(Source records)
========================
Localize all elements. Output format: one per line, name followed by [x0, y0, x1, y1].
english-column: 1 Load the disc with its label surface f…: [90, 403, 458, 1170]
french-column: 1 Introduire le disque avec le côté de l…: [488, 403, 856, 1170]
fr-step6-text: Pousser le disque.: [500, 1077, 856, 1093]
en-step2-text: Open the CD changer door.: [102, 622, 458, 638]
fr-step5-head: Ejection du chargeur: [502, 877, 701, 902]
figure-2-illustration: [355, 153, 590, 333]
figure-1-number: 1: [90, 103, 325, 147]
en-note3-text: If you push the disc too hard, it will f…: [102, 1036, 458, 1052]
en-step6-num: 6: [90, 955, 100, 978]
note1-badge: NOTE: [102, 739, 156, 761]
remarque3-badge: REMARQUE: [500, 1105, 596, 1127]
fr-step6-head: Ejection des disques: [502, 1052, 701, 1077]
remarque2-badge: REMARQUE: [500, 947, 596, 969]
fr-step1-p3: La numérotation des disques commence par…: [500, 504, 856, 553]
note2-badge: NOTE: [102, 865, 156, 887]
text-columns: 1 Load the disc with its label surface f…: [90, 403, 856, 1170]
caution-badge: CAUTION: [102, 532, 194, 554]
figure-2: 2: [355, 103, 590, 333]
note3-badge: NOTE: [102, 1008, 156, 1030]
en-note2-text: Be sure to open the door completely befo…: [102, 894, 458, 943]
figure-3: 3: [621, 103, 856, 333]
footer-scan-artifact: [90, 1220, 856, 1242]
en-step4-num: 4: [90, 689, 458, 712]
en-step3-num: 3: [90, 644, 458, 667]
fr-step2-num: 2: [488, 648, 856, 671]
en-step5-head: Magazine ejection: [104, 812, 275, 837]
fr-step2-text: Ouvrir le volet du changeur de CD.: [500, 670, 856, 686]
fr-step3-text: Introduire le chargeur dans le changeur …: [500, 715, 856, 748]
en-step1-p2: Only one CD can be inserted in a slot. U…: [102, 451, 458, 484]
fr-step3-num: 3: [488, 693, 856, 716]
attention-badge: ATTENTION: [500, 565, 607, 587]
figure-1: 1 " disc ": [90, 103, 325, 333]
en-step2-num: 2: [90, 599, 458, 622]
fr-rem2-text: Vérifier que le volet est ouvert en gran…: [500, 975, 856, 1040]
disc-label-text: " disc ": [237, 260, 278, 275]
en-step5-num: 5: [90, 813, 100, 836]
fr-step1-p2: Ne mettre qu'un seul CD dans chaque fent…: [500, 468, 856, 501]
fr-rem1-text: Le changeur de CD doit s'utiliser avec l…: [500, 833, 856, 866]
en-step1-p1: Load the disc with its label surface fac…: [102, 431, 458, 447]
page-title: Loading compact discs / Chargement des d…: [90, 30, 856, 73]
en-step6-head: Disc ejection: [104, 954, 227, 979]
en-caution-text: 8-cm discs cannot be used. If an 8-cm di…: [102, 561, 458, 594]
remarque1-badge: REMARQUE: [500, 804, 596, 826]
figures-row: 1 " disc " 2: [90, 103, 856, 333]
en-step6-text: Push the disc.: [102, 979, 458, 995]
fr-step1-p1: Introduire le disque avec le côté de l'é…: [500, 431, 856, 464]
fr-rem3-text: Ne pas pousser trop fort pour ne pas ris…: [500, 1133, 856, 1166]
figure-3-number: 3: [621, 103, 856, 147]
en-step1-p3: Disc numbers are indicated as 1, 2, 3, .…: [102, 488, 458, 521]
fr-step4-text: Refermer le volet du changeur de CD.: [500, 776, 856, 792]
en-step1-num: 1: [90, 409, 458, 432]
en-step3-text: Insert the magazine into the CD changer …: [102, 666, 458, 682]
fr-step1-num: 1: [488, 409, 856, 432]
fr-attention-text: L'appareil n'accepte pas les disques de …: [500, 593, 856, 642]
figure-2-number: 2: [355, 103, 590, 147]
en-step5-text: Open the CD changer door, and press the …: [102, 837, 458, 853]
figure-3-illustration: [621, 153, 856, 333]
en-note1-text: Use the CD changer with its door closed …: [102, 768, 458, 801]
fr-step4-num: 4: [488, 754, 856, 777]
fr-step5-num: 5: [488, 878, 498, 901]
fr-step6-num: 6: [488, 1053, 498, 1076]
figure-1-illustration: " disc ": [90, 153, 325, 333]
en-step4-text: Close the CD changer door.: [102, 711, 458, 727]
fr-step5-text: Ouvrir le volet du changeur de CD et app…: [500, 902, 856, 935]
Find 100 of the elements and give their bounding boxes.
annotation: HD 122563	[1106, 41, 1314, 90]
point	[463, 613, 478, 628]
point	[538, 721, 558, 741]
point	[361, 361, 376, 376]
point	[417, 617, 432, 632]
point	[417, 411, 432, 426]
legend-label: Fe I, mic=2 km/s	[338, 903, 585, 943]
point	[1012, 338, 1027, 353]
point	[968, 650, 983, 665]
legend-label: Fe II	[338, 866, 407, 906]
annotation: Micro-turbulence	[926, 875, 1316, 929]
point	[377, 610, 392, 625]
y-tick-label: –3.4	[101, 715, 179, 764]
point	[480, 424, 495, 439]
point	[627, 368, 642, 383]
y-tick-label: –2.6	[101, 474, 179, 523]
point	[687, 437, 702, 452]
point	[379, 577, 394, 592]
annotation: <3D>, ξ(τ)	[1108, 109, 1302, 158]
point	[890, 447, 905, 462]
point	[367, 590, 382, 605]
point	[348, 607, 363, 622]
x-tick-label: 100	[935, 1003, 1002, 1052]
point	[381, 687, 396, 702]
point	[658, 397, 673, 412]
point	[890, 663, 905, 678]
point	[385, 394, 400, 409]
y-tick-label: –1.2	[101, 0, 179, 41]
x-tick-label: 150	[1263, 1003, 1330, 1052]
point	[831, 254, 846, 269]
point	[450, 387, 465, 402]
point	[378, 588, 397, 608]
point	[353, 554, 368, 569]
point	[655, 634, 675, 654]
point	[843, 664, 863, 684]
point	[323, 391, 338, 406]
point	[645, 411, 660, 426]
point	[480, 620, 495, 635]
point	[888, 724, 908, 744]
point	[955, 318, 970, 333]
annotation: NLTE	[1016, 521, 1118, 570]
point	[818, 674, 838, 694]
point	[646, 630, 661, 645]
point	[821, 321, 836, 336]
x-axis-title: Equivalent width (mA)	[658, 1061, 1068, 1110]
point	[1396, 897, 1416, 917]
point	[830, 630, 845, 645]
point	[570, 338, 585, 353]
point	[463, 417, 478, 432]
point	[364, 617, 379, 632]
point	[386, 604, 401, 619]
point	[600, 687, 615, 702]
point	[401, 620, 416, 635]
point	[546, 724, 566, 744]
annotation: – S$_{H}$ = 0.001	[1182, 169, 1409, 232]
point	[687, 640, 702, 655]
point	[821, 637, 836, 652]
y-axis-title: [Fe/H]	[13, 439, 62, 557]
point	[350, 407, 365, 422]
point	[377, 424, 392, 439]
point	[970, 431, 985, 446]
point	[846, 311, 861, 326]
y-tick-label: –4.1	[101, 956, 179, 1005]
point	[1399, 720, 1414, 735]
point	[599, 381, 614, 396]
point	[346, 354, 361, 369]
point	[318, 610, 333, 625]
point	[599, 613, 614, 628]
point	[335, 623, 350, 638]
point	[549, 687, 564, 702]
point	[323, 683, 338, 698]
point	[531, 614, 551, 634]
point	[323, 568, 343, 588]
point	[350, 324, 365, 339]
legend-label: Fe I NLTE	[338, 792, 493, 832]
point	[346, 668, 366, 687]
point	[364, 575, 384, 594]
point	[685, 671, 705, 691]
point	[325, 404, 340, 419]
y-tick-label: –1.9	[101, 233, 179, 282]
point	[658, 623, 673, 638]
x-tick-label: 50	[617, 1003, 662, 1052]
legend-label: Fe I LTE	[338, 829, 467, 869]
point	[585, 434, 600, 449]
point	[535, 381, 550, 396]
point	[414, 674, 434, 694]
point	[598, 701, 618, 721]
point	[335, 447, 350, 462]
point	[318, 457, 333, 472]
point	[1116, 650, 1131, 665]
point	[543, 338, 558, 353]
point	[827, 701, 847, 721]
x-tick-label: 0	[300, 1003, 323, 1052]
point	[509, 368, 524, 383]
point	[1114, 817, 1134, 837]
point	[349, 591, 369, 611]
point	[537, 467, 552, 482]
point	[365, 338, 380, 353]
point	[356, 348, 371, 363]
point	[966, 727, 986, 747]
========================
JOB: Copy out everything from the first line of the data down through the line containing "fr-step2-text: Ouvrir le", including both of those lines.

COMPLETE ANSWER:
Localize all elements. Output format: one per line, name followed by [x0, y0, x1, y1].
english-column: 1 Load the disc with its label surface f…: [90, 403, 458, 1170]
french-column: 1 Introduire le disque avec le côté de l…: [488, 403, 856, 1170]
fr-step6-text: Pousser le disque.: [500, 1077, 856, 1093]
en-step2-text: Open the CD changer door.: [102, 622, 458, 638]
fr-step5-head: Ejection du chargeur: [502, 877, 701, 902]
figure-2-illustration: [355, 153, 590, 333]
figure-1-number: 1: [90, 103, 325, 147]
en-note3-text: If you push the disc too hard, it will f…: [102, 1036, 458, 1052]
en-step6-num: 6: [90, 955, 100, 978]
note1-badge: NOTE: [102, 739, 156, 761]
remarque3-badge: REMARQUE: [500, 1105, 596, 1127]
fr-step6-head: Ejection des disques: [502, 1052, 701, 1077]
remarque2-badge: REMARQUE: [500, 947, 596, 969]
fr-step1-p3: La numérotation des disques commence par…: [500, 504, 856, 553]
note2-badge: NOTE: [102, 865, 156, 887]
text-columns: 1 Load the disc with its label surface f…: [90, 403, 856, 1170]
caution-badge: CAUTION: [102, 532, 194, 554]
figure-2: 2: [355, 103, 590, 333]
note3-badge: NOTE: [102, 1008, 156, 1030]
en-note2-text: Be sure to open the door completely befo…: [102, 894, 458, 943]
figure-3: 3: [621, 103, 856, 333]
footer-scan-artifact: [90, 1220, 856, 1242]
en-step4-num: 4: [90, 689, 458, 712]
en-step3-num: 3: [90, 644, 458, 667]
fr-step2-num: 2: [488, 648, 856, 671]
en-step5-head: Magazine ejection: [104, 812, 275, 837]
fr-step2-text: Ouvrir le volet du changeur de CD.: [500, 670, 856, 686]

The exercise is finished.